■ EXERCISE AIM ■
List all lines in the material below that contain "Latinos".

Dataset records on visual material
* begin *

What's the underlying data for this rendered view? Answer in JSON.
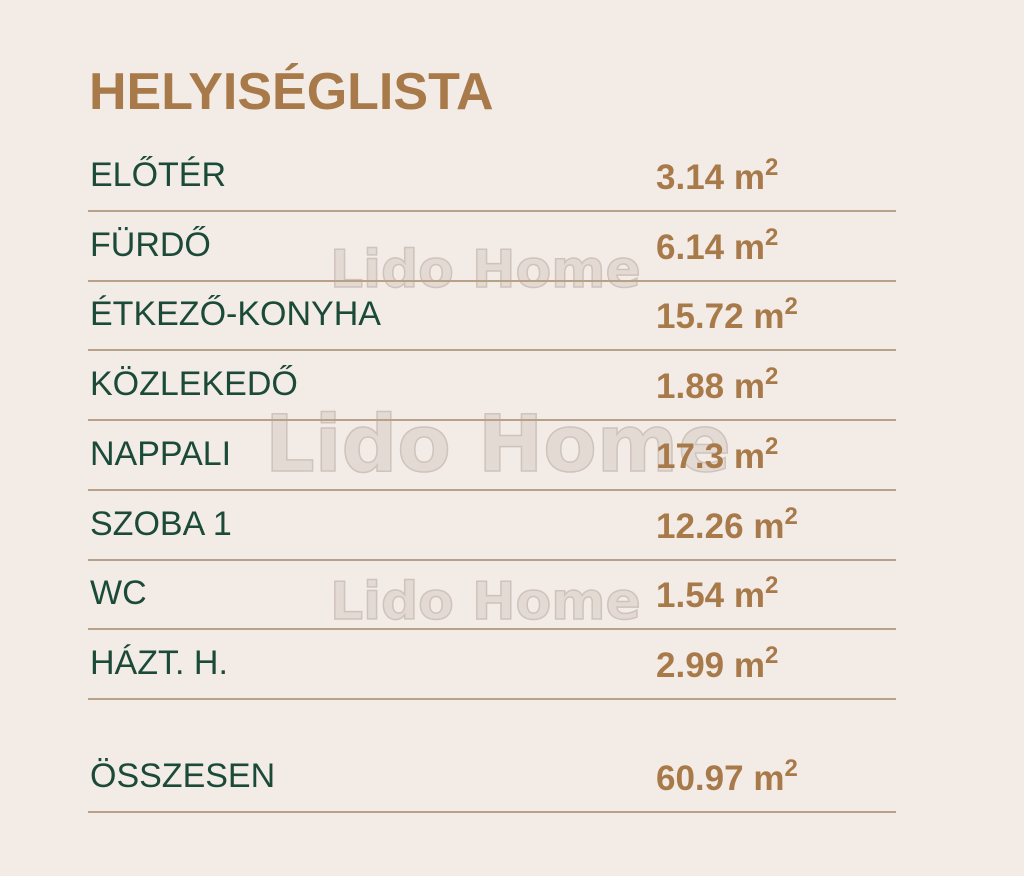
{
  "title": "HELYISÉGLISTA",
  "unit": "m",
  "unit_exp": "2",
  "rooms": [
    {
      "name": "ELŐTÉR",
      "area": "3.14"
    },
    {
      "name": "FÜRDŐ",
      "area": "6.14"
    },
    {
      "name": "ÉTKEZŐ-KONYHA",
      "area": "15.72"
    },
    {
      "name": "KÖZLEKEDŐ",
      "area": "1.88"
    },
    {
      "name": "NAPPALI",
      "area": "17.3"
    },
    {
      "name": "SZOBA 1",
      "area": "12.26"
    },
    {
      "name": "WC",
      "area": "1.54"
    },
    {
      "name": "HÁZT. H.",
      "area": "2.99"
    }
  ],
  "total": {
    "name": "ÖSSZESEN",
    "area": "60.97"
  },
  "watermark": "Lido Home",
  "colors": {
    "background": "#f2ebe6",
    "accent": "#a87a4a",
    "text": "#1b4a39",
    "divider": "#b9a089"
  }
}
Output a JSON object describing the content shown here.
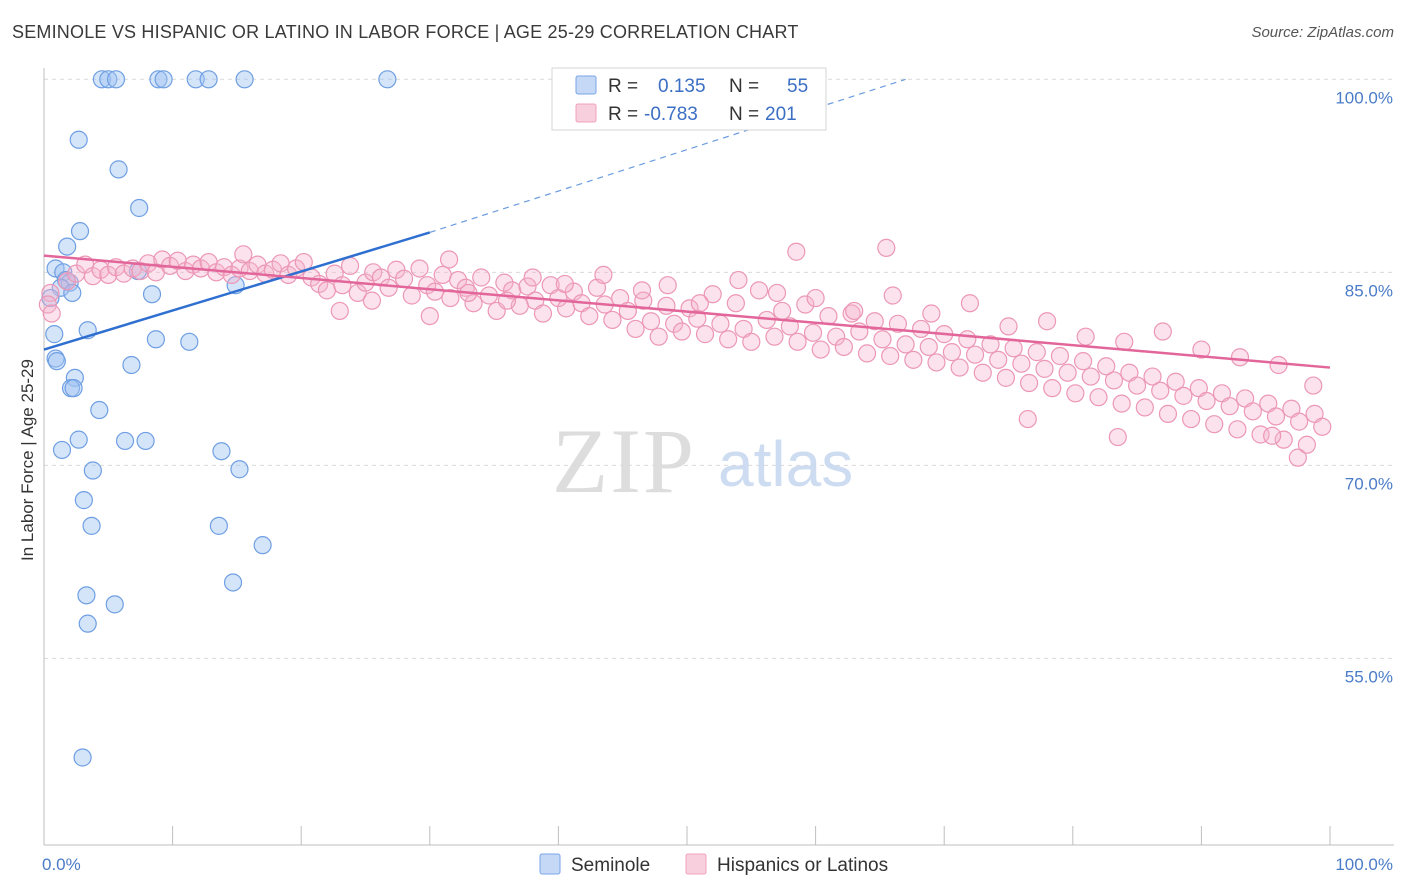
{
  "header": {
    "title": "SEMINOLE VS HISPANIC OR LATINO IN LABOR FORCE | AGE 25-29 CORRELATION CHART",
    "source": "Source: ZipAtlas.com"
  },
  "watermark": {
    "zip": "ZIP",
    "atlas": "atlas"
  },
  "legend": {
    "rows": [
      {
        "r_label": "R =",
        "r_value": "0.135",
        "n_label": "N =",
        "n_value": "55",
        "color": "#7aa6e8"
      },
      {
        "r_label": "R =",
        "r_value": "-0.783",
        "n_label": "N =",
        "n_value": "201",
        "color": "#f0a0bc"
      }
    ]
  },
  "bottom_legend": {
    "items": [
      {
        "label": "Seminole",
        "color": "#7aa6e8"
      },
      {
        "label": "Hispanics or Latinos",
        "color": "#f0a0bc"
      }
    ]
  },
  "chart_data": {
    "type": "scatter",
    "ylabel": "In Labor Force | Age 25-29",
    "xlim": [
      0,
      100
    ],
    "ylim": [
      40.5,
      101.5
    ],
    "y_ticks": [
      {
        "v": 100,
        "label": "100.0%"
      },
      {
        "v": 85,
        "label": "85.0%"
      },
      {
        "v": 70,
        "label": "70.0%"
      },
      {
        "v": 55,
        "label": "55.0%"
      }
    ],
    "x_tick_labels": [
      {
        "v": 0,
        "label": "0.0%"
      },
      {
        "v": 100,
        "label": "100.0%"
      }
    ],
    "grid": true,
    "series": [
      {
        "name": "Seminole",
        "color": "#7aa6e8",
        "trend": {
          "x0": 0,
          "y0": 79.0,
          "x1": 30,
          "y1": 88.1,
          "dash_to_x": 67,
          "dash_to_y": 100
        },
        "points": [
          [
            4.5,
            100
          ],
          [
            5,
            100
          ],
          [
            5.6,
            100
          ],
          [
            8.9,
            100
          ],
          [
            9.3,
            100
          ],
          [
            11.8,
            100
          ],
          [
            12.8,
            100
          ],
          [
            15.6,
            100
          ],
          [
            26.7,
            100
          ],
          [
            2.7,
            95.3
          ],
          [
            5.8,
            93
          ],
          [
            7.4,
            90
          ],
          [
            2.8,
            88.2
          ],
          [
            1.8,
            87
          ],
          [
            0.9,
            85.3
          ],
          [
            1.5,
            85
          ],
          [
            7.3,
            85.1
          ],
          [
            1.7,
            84.4
          ],
          [
            2.0,
            84.2
          ],
          [
            14.9,
            84
          ],
          [
            1.3,
            83.8
          ],
          [
            2.2,
            83.4
          ],
          [
            8.4,
            83.3
          ],
          [
            0.5,
            83
          ],
          [
            0.8,
            80.2
          ],
          [
            3.4,
            80.5
          ],
          [
            8.7,
            79.8
          ],
          [
            11.3,
            79.6
          ],
          [
            0.9,
            78.3
          ],
          [
            1.0,
            78.1
          ],
          [
            6.8,
            77.8
          ],
          [
            2.4,
            76.8
          ],
          [
            2.1,
            76.0
          ],
          [
            2.3,
            76.0
          ],
          [
            4.3,
            74.3
          ],
          [
            1.4,
            71.2
          ],
          [
            2.7,
            72.0
          ],
          [
            6.3,
            71.9
          ],
          [
            7.9,
            71.9
          ],
          [
            13.8,
            71.1
          ],
          [
            3.8,
            69.6
          ],
          [
            15.2,
            69.7
          ],
          [
            3.1,
            67.3
          ],
          [
            3.7,
            65.3
          ],
          [
            13.6,
            65.3
          ],
          [
            17.0,
            63.8
          ],
          [
            14.7,
            60.9
          ],
          [
            3.3,
            59.9
          ],
          [
            5.5,
            59.2
          ],
          [
            3.4,
            57.7
          ],
          [
            3.0,
            47.3
          ]
        ]
      },
      {
        "name": "Hispanics or Latinos",
        "color": "#f0a0bc",
        "trend": {
          "x0": 0,
          "y0": 86.3,
          "x1": 100,
          "y1": 77.6
        },
        "points": [
          [
            0.5,
            83.4
          ],
          [
            0.3,
            82.5
          ],
          [
            0.6,
            81.8
          ],
          [
            1.8,
            84.3
          ],
          [
            2.5,
            84.9
          ],
          [
            3.2,
            85.6
          ],
          [
            3.8,
            84.7
          ],
          [
            4.4,
            85.2
          ],
          [
            5.0,
            84.8
          ],
          [
            5.6,
            85.4
          ],
          [
            6.2,
            84.9
          ],
          [
            6.9,
            85.3
          ],
          [
            7.5,
            85.1
          ],
          [
            8.1,
            85.7
          ],
          [
            8.7,
            85.0
          ],
          [
            9.2,
            86.0
          ],
          [
            9.8,
            85.5
          ],
          [
            10.4,
            85.9
          ],
          [
            11.0,
            85.1
          ],
          [
            11.6,
            85.6
          ],
          [
            12.2,
            85.3
          ],
          [
            12.8,
            85.8
          ],
          [
            13.4,
            85.0
          ],
          [
            14.0,
            85.4
          ],
          [
            14.6,
            84.8
          ],
          [
            15.2,
            85.3
          ],
          [
            15.5,
            86.4
          ],
          [
            16.0,
            85.1
          ],
          [
            16.6,
            85.6
          ],
          [
            17.2,
            84.9
          ],
          [
            17.8,
            85.2
          ],
          [
            18.4,
            85.7
          ],
          [
            19.0,
            84.8
          ],
          [
            19.6,
            85.3
          ],
          [
            20.2,
            85.8
          ],
          [
            20.8,
            84.6
          ],
          [
            21.4,
            84.1
          ],
          [
            22.0,
            83.6
          ],
          [
            22.6,
            84.9
          ],
          [
            23.2,
            84.0
          ],
          [
            23.8,
            85.5
          ],
          [
            24.4,
            83.4
          ],
          [
            25.0,
            84.2
          ],
          [
            25.6,
            85.0
          ],
          [
            26.2,
            84.6
          ],
          [
            26.8,
            83.8
          ],
          [
            27.4,
            85.2
          ],
          [
            28.0,
            84.5
          ],
          [
            28.6,
            83.2
          ],
          [
            29.2,
            85.3
          ],
          [
            29.8,
            84.0
          ],
          [
            30.4,
            83.5
          ],
          [
            31.0,
            84.8
          ],
          [
            31.6,
            83.0
          ],
          [
            32.2,
            84.4
          ],
          [
            32.8,
            83.8
          ],
          [
            33.4,
            82.6
          ],
          [
            34.0,
            84.6
          ],
          [
            34.6,
            83.2
          ],
          [
            35.2,
            82.0
          ],
          [
            35.8,
            84.2
          ],
          [
            36.4,
            83.6
          ],
          [
            37.0,
            82.4
          ],
          [
            37.6,
            83.9
          ],
          [
            38.2,
            82.8
          ],
          [
            38.8,
            81.8
          ],
          [
            39.4,
            84.0
          ],
          [
            40.0,
            83.0
          ],
          [
            40.6,
            82.2
          ],
          [
            41.2,
            83.5
          ],
          [
            41.8,
            82.6
          ],
          [
            42.4,
            81.6
          ],
          [
            43.0,
            83.8
          ],
          [
            43.6,
            82.5
          ],
          [
            44.2,
            81.3
          ],
          [
            44.8,
            83.0
          ],
          [
            45.4,
            82.0
          ],
          [
            46.0,
            80.6
          ],
          [
            46.6,
            82.8
          ],
          [
            47.2,
            81.2
          ],
          [
            47.8,
            80.0
          ],
          [
            48.4,
            82.4
          ],
          [
            49.0,
            81.0
          ],
          [
            49.6,
            80.4
          ],
          [
            50.2,
            82.2
          ],
          [
            50.8,
            81.4
          ],
          [
            51.4,
            80.2
          ],
          [
            52.0,
            83.3
          ],
          [
            52.6,
            81.0
          ],
          [
            53.2,
            79.8
          ],
          [
            53.8,
            82.6
          ],
          [
            54.4,
            80.6
          ],
          [
            55.0,
            79.6
          ],
          [
            55.6,
            83.6
          ],
          [
            56.2,
            81.3
          ],
          [
            56.8,
            80.0
          ],
          [
            57.4,
            82.0
          ],
          [
            58.0,
            80.8
          ],
          [
            58.6,
            79.6
          ],
          [
            59.2,
            82.5
          ],
          [
            59.8,
            80.3
          ],
          [
            60.4,
            79.0
          ],
          [
            61.0,
            81.6
          ],
          [
            61.6,
            80.0
          ],
          [
            62.2,
            79.2
          ],
          [
            62.8,
            81.8
          ],
          [
            63.4,
            80.4
          ],
          [
            64.0,
            78.7
          ],
          [
            64.6,
            81.2
          ],
          [
            65.2,
            79.8
          ],
          [
            65.8,
            78.5
          ],
          [
            66.4,
            81.0
          ],
          [
            67.0,
            79.4
          ],
          [
            67.6,
            78.2
          ],
          [
            68.2,
            80.6
          ],
          [
            68.8,
            79.2
          ],
          [
            69.4,
            78.0
          ],
          [
            70.0,
            80.2
          ],
          [
            70.6,
            78.8
          ],
          [
            71.2,
            77.6
          ],
          [
            71.8,
            79.8
          ],
          [
            72.4,
            78.6
          ],
          [
            73.0,
            77.2
          ],
          [
            73.6,
            79.4
          ],
          [
            74.2,
            78.2
          ],
          [
            74.8,
            76.8
          ],
          [
            75.4,
            79.1
          ],
          [
            76.0,
            77.9
          ],
          [
            76.6,
            76.4
          ],
          [
            77.2,
            78.8
          ],
          [
            77.8,
            77.5
          ],
          [
            78.4,
            76.0
          ],
          [
            79.0,
            78.5
          ],
          [
            79.6,
            77.2
          ],
          [
            80.2,
            75.6
          ],
          [
            80.8,
            78.1
          ],
          [
            81.4,
            76.9
          ],
          [
            82.0,
            75.3
          ],
          [
            82.6,
            77.7
          ],
          [
            83.2,
            76.6
          ],
          [
            83.8,
            74.8
          ],
          [
            84.4,
            77.2
          ],
          [
            85.0,
            76.2
          ],
          [
            85.6,
            74.5
          ],
          [
            86.2,
            76.9
          ],
          [
            86.8,
            75.8
          ],
          [
            87.4,
            74.0
          ],
          [
            88.0,
            76.5
          ],
          [
            88.6,
            75.4
          ],
          [
            89.2,
            73.6
          ],
          [
            89.8,
            76.0
          ],
          [
            90.4,
            75.0
          ],
          [
            91.0,
            73.2
          ],
          [
            91.6,
            75.6
          ],
          [
            92.2,
            74.6
          ],
          [
            92.8,
            72.8
          ],
          [
            93.4,
            75.2
          ],
          [
            94.0,
            74.2
          ],
          [
            94.6,
            72.4
          ],
          [
            95.2,
            74.8
          ],
          [
            95.8,
            73.8
          ],
          [
            96.4,
            72.0
          ],
          [
            97.0,
            74.4
          ],
          [
            97.6,
            73.4
          ],
          [
            98.2,
            71.6
          ],
          [
            98.8,
            74.0
          ],
          [
            99.4,
            73.0
          ],
          [
            23.0,
            82.0
          ],
          [
            25.5,
            82.8
          ],
          [
            30.0,
            81.6
          ],
          [
            33.0,
            83.4
          ],
          [
            36.0,
            82.8
          ],
          [
            38.0,
            84.6
          ],
          [
            40.5,
            84.1
          ],
          [
            43.5,
            84.8
          ],
          [
            46.5,
            83.6
          ],
          [
            48.5,
            84.0
          ],
          [
            51.0,
            82.6
          ],
          [
            54.0,
            84.4
          ],
          [
            57.0,
            83.4
          ],
          [
            60.0,
            83.0
          ],
          [
            63.0,
            82.0
          ],
          [
            66.0,
            83.2
          ],
          [
            69.0,
            81.8
          ],
          [
            72.0,
            82.6
          ],
          [
            75.0,
            80.8
          ],
          [
            78.0,
            81.2
          ],
          [
            81.0,
            80.0
          ],
          [
            84.0,
            79.6
          ],
          [
            87.0,
            80.4
          ],
          [
            90.0,
            79.0
          ],
          [
            93.0,
            78.4
          ],
          [
            96.0,
            77.8
          ],
          [
            31.5,
            86.0
          ],
          [
            58.5,
            86.6
          ],
          [
            65.5,
            86.9
          ],
          [
            76.5,
            73.6
          ],
          [
            83.5,
            72.2
          ],
          [
            95.5,
            72.3
          ],
          [
            97.5,
            70.6
          ],
          [
            98.7,
            76.2
          ]
        ]
      }
    ]
  }
}
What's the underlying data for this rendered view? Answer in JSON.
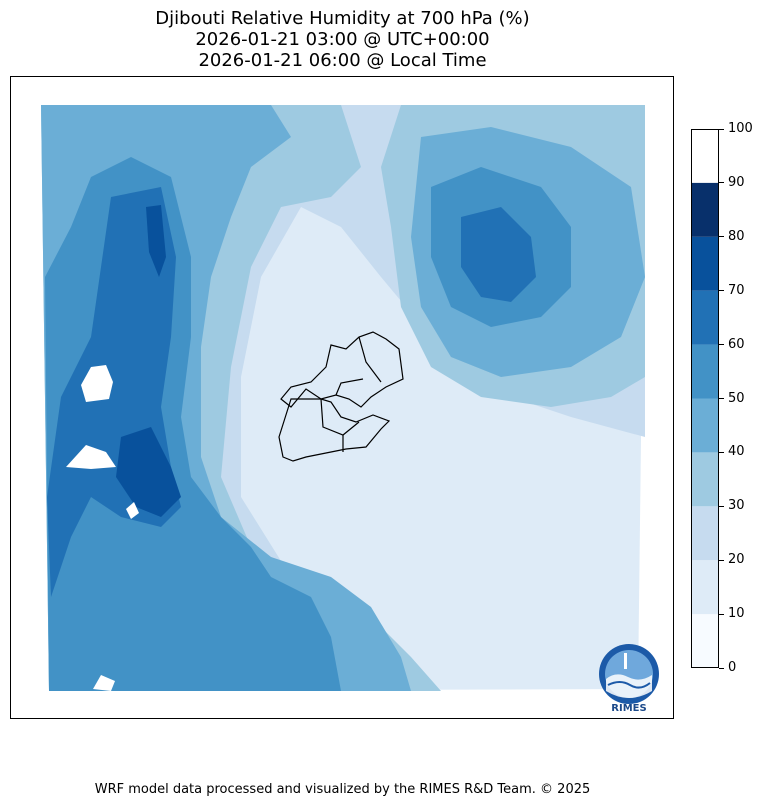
{
  "title": {
    "line1": "Djibouti Relative Humidity at 700 hPa (%)",
    "line2": "2026-01-21 03:00 @ UTC+00:00",
    "line3": "2026-01-21 06:00 @ Local Time"
  },
  "colorbar": {
    "ticks": [
      "0",
      "10",
      "20",
      "30",
      "40",
      "50",
      "60",
      "70",
      "80",
      "90",
      "100"
    ],
    "colors": [
      "#f7fbff",
      "#deebf7",
      "#c6dbef",
      "#9ecae1",
      "#6baed6",
      "#4292c6",
      "#2171b5",
      "#08519c",
      "#08306b"
    ],
    "levels": [
      0,
      10,
      20,
      30,
      40,
      50,
      60,
      70,
      80,
      90,
      100
    ]
  },
  "logo": {
    "text": "RIMES"
  },
  "footer": "WRF model data processed and visualized by the RIMES R&D Team. © 2025"
}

* end *

■ FINAL RESULT ■
        "label": "Hispanics or Latinos",
        "name": "Hispanics or Latinos",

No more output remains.